What you have to do => Output the full material exactly as it appears here.

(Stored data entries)
##########

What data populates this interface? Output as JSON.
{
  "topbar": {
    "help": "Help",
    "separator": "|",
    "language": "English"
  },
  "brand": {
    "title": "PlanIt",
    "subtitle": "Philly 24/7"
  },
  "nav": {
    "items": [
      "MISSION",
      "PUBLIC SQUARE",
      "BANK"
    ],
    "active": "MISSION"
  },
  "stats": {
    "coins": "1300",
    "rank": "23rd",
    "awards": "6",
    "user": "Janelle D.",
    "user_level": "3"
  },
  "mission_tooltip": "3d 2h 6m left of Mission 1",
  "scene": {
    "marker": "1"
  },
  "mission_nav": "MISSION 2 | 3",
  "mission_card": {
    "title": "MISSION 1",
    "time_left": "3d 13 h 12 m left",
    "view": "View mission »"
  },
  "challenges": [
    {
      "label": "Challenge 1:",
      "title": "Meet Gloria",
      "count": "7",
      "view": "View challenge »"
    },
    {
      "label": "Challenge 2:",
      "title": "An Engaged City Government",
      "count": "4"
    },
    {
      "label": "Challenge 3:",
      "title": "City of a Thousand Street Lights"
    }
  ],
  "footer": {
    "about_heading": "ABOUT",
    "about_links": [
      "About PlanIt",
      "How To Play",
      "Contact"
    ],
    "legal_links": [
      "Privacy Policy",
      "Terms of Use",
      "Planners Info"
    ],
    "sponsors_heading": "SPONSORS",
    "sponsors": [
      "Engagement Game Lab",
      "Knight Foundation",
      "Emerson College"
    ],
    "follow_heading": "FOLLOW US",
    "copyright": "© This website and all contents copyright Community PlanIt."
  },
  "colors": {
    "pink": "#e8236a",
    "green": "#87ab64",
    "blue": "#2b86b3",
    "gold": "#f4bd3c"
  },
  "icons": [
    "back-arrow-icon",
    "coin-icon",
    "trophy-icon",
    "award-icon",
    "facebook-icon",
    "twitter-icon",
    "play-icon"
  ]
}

##########

Solution below =>
What data populates this interface? Output as JSON.
{
  "topbar": {
    "help": "Help",
    "separator": "|",
    "language": "English"
  },
  "brand": {
    "title": "PlanIt",
    "subtitle": "Philly 24/7"
  },
  "nav": {
    "items": [
      "MISSION",
      "PUBLIC SQUARE",
      "BANK"
    ],
    "active": "MISSION"
  },
  "stats": {
    "coins": "1300",
    "rank": "23rd",
    "awards": "6",
    "user": "Janelle D.",
    "user_level": "3"
  },
  "mission_tooltip": "3d 2h 6m left of Mission 1",
  "scene": {
    "marker": "1"
  },
  "mission_nav": "MISSION 2 | 3",
  "mission_card": {
    "title": "MISSION 1",
    "time_left": "3d 13 h 12 m left",
    "view": "View mission »"
  },
  "challenges": [
    {
      "label": "Challenge 1:",
      "title": "Meet Gloria",
      "count": "7",
      "view": "View challenge »"
    },
    {
      "label": "Challenge 2:",
      "title": "An Engaged City Government",
      "count": "4"
    },
    {
      "label": "Challenge 3:",
      "title": "City of a Thousand Street Lights"
    }
  ],
  "footer": {
    "about_heading": "ABOUT",
    "about_links": [
      "About PlanIt",
      "How To Play",
      "Contact"
    ],
    "legal_links": [
      "Privacy Policy",
      "Terms of Use",
      "Planners Info"
    ],
    "sponsors_heading": "SPONSORS",
    "sponsors": [
      "Engagement Game Lab",
      "Knight Foundation",
      "Emerson College"
    ],
    "follow_heading": "FOLLOW US",
    "copyright": "© This website and all contents copyright Community PlanIt."
  },
  "colors": {
    "pink": "#e8236a",
    "green": "#87ab64",
    "blue": "#2b86b3",
    "gold": "#f4bd3c"
  },
  "icons": [
    "back-arrow-icon",
    "coin-icon",
    "trophy-icon",
    "award-icon",
    "facebook-icon",
    "twitter-icon",
    "play-icon"
  ]
}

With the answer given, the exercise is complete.